──────── PASSAGE

Today is 5.15, our eleventh anniversary here in Borikén and one year since I painted this piece of the same title. Marking our journey through the growth of our children, this painting is a double portrait of our first son. It captures him at five years old, his age when we moved here and at fifteen, his age last year when we celebrated a decade in Borikén. Earlier today I posted this photo of us that his father took. Towering over me, his exponential growth makes the date of our arrival seem so distant. But in many ways, he is still that baby who arrived on a plane ten years ago, wearing his fleece Lightning McQueen blanket around his shoulders.

There is a whole life lived between those two painted figures. So many events, so many changes, transformations, so much growth for him, and for his parents. There have also been drastic changes for this place. So much lost, so much at stake, and still so much hope held in the eyes of our youth. As his history teacher said in a recent speech, this is the generation of hurricanes, of earthquakes, of the pandemic. They are the generation that will inherit the aftermath of the unrelenting unraveling of so many of our sacred structures by the empire and the colonial government here.

────────────────
──────── INFORMATION SHOWN

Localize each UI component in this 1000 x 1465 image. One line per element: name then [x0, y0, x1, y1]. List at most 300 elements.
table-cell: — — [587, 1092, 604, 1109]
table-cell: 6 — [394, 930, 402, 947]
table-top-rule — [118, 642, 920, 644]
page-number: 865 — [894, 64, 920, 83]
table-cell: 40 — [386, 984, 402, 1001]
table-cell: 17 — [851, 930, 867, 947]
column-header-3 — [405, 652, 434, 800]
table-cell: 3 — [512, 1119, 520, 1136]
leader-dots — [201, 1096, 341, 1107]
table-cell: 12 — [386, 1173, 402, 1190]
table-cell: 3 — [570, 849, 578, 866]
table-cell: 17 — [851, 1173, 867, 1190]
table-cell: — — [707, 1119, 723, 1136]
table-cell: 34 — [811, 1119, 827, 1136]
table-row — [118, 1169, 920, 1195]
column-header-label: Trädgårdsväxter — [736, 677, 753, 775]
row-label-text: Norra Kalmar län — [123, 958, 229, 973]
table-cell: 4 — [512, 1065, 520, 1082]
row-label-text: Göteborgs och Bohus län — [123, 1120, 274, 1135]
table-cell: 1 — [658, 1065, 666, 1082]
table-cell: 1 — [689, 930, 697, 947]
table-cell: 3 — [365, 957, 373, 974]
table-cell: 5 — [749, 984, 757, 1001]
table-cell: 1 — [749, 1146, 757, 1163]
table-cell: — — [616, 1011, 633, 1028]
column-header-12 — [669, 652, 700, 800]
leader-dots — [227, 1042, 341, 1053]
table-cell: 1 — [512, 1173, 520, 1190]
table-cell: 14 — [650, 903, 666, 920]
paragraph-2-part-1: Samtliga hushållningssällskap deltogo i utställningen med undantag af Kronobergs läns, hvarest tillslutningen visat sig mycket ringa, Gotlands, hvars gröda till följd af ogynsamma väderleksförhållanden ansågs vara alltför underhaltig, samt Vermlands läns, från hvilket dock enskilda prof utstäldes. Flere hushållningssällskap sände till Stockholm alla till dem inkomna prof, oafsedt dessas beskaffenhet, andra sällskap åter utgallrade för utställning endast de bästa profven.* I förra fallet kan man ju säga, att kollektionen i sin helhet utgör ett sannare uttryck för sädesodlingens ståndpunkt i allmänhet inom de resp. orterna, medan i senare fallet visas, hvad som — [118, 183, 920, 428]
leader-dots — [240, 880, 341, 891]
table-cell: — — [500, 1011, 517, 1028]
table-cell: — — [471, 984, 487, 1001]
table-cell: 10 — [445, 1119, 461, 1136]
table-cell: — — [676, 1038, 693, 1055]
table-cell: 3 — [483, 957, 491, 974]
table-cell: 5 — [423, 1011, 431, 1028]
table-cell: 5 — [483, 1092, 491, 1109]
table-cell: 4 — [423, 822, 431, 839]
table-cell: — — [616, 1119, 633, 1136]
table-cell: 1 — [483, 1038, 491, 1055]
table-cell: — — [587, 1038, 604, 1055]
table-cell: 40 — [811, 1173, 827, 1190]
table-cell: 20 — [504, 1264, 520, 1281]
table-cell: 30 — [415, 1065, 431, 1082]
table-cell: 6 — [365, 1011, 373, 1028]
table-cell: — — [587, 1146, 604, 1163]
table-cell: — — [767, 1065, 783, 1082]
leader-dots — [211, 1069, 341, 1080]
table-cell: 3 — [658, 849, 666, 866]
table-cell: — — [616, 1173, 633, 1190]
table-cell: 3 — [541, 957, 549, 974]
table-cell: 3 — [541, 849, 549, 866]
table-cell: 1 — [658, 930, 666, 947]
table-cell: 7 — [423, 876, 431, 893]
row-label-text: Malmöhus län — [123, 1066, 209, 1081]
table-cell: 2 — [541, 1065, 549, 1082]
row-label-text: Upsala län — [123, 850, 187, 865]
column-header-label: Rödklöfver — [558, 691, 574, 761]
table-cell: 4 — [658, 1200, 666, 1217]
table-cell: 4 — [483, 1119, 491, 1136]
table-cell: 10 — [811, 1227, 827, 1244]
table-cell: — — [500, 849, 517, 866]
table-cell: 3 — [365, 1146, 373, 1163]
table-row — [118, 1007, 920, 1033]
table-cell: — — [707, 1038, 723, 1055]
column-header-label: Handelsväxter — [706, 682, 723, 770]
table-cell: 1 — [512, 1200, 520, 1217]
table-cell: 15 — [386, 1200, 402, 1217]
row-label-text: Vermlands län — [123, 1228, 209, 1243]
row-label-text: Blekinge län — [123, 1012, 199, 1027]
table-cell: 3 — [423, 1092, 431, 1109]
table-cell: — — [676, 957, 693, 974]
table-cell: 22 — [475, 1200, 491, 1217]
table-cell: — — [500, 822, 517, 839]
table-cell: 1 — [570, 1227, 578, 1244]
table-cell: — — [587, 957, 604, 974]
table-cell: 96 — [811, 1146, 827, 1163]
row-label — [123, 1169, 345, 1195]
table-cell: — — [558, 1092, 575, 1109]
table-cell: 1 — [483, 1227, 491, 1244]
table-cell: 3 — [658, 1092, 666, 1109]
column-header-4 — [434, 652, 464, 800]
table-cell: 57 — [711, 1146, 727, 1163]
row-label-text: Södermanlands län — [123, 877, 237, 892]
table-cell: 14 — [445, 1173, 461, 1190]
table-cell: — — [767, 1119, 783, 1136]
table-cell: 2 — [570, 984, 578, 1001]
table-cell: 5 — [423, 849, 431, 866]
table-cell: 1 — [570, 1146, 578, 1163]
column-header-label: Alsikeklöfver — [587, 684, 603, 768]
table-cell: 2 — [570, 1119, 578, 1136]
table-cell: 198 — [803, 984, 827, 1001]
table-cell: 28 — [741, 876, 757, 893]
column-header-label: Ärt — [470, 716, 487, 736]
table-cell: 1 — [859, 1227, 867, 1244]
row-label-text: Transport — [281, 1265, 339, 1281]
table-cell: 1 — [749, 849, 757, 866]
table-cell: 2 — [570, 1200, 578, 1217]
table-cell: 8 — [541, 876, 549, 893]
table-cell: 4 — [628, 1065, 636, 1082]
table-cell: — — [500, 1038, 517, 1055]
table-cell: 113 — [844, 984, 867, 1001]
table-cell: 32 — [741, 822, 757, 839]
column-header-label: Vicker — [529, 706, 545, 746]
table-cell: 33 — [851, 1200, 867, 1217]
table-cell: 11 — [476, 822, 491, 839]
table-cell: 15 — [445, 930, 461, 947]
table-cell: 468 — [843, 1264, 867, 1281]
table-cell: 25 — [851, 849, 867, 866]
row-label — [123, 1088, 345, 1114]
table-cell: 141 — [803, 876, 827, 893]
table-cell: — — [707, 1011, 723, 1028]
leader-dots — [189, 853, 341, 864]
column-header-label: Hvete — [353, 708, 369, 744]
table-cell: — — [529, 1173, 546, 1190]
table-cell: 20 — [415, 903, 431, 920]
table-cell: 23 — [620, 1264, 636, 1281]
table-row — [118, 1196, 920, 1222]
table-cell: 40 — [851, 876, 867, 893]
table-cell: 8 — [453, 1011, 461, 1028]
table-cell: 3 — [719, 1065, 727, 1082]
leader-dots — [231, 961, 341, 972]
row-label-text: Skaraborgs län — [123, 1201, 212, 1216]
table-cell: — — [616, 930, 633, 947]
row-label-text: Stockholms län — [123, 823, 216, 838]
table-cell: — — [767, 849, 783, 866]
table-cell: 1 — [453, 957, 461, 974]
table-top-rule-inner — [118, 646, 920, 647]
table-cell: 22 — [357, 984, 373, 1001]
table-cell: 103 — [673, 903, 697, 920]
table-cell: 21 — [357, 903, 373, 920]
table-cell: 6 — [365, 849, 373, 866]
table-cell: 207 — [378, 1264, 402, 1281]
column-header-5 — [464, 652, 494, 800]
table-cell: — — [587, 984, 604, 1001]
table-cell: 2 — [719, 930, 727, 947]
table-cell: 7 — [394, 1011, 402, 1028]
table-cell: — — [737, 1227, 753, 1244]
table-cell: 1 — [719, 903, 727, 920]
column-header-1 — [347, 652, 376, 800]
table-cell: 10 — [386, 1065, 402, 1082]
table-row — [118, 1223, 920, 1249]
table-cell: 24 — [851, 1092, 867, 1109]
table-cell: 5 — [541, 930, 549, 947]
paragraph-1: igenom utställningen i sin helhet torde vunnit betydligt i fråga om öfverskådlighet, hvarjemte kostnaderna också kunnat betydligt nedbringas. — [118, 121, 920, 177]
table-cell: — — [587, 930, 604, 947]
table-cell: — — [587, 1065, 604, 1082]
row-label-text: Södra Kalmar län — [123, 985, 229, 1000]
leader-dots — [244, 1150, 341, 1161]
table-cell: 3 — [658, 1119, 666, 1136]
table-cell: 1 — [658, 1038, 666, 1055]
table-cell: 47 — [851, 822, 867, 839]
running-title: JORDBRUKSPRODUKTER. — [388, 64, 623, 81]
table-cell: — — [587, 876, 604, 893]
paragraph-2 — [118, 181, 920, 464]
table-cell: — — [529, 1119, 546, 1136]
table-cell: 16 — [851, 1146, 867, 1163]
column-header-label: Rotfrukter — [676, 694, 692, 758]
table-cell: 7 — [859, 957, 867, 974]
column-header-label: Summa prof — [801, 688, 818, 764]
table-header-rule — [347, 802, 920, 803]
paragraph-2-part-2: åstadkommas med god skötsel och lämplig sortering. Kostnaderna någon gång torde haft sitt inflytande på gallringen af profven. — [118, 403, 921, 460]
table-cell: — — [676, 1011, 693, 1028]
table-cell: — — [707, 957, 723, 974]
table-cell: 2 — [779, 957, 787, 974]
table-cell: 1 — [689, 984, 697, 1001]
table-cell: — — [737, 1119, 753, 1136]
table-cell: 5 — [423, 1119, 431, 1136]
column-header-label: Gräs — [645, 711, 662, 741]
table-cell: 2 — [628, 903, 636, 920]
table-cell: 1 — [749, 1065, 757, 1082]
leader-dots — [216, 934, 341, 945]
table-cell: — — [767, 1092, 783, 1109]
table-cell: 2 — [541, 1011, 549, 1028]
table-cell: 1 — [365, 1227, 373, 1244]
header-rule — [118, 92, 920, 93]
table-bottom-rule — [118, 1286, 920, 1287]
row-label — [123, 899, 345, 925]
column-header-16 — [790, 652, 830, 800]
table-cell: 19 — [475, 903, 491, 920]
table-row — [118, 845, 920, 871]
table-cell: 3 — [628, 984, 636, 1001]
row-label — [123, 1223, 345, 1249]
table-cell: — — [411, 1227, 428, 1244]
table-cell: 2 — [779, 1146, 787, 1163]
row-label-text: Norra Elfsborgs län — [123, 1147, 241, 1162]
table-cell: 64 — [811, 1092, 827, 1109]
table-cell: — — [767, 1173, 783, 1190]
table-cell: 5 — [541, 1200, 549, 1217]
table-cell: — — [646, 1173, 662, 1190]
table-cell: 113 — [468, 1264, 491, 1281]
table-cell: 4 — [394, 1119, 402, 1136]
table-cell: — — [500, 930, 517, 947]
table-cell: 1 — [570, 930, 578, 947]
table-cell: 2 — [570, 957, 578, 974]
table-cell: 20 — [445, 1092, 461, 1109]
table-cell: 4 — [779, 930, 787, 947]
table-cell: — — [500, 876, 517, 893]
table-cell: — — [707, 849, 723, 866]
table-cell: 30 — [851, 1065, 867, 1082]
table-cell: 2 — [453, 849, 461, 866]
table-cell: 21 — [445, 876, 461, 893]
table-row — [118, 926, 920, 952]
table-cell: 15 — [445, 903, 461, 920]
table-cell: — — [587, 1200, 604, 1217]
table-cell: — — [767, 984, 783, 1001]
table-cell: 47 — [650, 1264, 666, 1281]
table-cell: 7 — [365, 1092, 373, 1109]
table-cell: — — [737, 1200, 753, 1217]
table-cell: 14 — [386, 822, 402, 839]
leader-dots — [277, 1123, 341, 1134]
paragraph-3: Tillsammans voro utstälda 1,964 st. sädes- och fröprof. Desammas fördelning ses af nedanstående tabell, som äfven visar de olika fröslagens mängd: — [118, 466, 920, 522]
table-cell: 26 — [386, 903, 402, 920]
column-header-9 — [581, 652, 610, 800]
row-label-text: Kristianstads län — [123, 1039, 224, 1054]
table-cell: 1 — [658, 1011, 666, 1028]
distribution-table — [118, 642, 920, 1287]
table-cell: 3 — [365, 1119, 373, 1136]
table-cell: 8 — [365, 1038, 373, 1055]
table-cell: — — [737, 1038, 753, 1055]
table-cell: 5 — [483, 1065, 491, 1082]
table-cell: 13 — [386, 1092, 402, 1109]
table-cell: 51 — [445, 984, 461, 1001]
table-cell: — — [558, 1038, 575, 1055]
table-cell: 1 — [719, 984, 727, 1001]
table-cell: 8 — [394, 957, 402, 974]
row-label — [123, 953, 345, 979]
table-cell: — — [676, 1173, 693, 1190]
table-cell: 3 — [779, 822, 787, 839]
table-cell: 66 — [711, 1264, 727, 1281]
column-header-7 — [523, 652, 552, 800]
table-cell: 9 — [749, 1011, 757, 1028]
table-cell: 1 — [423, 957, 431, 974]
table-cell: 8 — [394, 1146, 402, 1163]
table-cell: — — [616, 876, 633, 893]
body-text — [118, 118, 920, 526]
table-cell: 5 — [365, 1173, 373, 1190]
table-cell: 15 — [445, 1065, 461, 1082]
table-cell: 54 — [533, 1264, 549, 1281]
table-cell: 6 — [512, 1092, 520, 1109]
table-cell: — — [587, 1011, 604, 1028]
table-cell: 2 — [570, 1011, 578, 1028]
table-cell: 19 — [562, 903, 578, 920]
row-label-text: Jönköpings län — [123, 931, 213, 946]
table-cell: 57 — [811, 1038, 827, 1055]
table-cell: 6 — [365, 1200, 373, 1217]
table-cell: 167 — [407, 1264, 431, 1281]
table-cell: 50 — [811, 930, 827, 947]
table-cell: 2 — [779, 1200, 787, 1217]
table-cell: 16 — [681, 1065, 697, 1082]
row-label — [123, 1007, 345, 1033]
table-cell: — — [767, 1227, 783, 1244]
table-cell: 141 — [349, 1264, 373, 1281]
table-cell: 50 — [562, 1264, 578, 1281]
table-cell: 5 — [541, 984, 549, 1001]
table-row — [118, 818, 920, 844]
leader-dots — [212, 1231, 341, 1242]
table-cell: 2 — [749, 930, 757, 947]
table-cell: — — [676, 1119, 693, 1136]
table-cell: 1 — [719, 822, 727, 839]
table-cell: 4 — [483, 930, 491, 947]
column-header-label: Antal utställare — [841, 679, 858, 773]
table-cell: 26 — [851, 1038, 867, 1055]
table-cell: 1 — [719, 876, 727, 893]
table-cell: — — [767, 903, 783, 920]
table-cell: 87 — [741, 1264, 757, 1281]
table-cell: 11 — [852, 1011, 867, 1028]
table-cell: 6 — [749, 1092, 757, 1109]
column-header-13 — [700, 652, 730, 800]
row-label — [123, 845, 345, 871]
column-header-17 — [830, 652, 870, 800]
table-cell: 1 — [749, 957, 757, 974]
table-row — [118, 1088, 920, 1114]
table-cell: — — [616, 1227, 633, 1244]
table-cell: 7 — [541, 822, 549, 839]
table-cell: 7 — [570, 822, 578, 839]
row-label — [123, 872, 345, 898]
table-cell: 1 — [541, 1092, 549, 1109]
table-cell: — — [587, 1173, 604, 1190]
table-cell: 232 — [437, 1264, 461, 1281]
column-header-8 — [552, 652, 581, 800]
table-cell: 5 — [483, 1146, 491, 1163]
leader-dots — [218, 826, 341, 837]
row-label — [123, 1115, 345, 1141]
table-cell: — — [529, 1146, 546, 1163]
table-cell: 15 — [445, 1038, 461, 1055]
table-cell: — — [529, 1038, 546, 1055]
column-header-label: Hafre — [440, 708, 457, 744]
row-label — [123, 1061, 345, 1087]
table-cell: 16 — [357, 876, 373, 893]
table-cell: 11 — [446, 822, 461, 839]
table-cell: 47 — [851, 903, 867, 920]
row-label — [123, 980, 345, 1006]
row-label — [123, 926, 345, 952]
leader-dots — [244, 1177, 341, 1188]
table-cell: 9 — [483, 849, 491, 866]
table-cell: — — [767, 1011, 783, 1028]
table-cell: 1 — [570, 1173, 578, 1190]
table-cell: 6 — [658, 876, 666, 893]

────────────────

**WHAT IS BEING ASKED**
Print everything in the anniversary post from "There is a whole" down to "colonial government here.", word for word.

**RESULT OF THIS EXERCISE**
There is a whole life lived between those two painted figures. So many events, so many changes, transformations, so much growth for him, and for his parents. There have also been drastic changes for this place. So much lost, so much at stake, and still so much hope held in the eyes of our youth. As his history teacher said in a recent speech, this is the generation of hurricanes, of earthquakes, of the pandemic. They are the generation that will inherit the aftermath of the unrelenting unraveling of so many of our sacred structures by the empire and the colonial government here.